To do
Scan the material below for the string "page", and copy every line where it shows up.

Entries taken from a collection
----------------
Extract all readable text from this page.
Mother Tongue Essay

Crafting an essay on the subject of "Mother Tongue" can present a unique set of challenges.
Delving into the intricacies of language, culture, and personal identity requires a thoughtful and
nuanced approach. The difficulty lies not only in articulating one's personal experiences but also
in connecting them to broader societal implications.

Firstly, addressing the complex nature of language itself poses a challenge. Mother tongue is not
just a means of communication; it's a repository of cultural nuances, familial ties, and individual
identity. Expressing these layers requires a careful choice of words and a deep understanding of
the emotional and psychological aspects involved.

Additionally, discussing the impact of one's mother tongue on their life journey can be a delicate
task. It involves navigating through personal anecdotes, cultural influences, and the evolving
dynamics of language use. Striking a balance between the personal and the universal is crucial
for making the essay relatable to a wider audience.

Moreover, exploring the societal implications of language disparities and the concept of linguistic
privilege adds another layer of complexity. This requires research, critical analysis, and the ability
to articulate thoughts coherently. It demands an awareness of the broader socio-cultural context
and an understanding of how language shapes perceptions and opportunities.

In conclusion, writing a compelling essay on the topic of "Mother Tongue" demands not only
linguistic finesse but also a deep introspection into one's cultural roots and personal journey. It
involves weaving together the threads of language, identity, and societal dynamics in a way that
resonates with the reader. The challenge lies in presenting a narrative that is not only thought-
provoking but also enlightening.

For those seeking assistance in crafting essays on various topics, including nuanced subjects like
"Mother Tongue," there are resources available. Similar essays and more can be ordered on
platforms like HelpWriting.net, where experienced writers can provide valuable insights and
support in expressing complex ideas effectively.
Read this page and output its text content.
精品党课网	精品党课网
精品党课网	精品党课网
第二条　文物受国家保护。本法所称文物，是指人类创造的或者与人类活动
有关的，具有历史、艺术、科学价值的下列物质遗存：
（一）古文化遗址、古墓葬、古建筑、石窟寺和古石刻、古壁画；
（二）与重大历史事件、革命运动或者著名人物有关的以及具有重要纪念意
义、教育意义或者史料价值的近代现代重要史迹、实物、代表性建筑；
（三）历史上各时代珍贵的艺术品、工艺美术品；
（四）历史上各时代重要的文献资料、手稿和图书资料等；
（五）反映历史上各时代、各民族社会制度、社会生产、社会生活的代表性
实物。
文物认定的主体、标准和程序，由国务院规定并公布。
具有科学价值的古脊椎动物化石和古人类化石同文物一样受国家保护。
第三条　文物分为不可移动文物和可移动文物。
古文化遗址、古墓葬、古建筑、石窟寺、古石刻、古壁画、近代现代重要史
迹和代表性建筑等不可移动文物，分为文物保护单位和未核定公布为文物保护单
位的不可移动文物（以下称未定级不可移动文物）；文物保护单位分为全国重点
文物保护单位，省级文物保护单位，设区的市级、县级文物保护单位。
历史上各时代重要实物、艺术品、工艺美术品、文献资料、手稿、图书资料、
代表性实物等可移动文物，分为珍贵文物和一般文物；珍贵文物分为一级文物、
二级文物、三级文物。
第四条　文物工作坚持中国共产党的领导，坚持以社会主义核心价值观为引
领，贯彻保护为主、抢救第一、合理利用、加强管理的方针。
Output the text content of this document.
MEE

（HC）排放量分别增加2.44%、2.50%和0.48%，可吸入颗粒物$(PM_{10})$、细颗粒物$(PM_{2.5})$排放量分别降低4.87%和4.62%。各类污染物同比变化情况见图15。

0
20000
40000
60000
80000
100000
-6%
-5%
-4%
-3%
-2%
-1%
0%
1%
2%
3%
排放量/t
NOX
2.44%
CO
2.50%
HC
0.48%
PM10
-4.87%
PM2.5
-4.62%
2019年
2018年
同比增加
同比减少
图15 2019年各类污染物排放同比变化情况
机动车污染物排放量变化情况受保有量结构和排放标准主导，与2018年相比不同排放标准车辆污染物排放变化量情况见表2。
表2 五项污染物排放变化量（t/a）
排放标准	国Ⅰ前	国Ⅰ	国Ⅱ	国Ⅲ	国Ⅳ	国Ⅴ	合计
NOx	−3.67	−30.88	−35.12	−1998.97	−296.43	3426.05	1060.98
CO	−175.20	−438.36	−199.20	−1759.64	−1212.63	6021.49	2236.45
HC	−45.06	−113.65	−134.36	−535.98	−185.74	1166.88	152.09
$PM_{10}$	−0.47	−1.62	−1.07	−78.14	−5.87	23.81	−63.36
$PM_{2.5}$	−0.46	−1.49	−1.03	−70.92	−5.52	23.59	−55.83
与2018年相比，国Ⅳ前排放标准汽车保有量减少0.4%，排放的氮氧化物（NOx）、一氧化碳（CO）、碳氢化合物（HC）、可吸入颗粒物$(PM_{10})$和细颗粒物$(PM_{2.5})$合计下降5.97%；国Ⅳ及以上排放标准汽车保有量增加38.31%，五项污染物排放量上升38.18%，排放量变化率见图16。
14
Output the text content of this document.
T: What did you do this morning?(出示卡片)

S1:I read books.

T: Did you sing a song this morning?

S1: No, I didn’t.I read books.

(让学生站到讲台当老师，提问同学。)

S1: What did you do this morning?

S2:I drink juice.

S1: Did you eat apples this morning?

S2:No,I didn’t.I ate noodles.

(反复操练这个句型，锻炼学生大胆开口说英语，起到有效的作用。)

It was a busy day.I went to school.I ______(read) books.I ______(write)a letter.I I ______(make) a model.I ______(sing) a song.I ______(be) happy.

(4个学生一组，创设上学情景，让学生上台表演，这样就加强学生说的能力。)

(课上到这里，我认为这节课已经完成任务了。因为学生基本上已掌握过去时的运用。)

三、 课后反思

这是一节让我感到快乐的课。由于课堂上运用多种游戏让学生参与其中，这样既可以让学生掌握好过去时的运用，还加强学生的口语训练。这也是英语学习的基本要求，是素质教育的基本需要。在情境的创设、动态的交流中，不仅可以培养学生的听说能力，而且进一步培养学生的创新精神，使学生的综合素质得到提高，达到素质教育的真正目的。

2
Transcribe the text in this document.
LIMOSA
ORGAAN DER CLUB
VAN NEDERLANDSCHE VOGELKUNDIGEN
----------------
Answer in full
Extract all readable text from this page.
Read this page and output its text content.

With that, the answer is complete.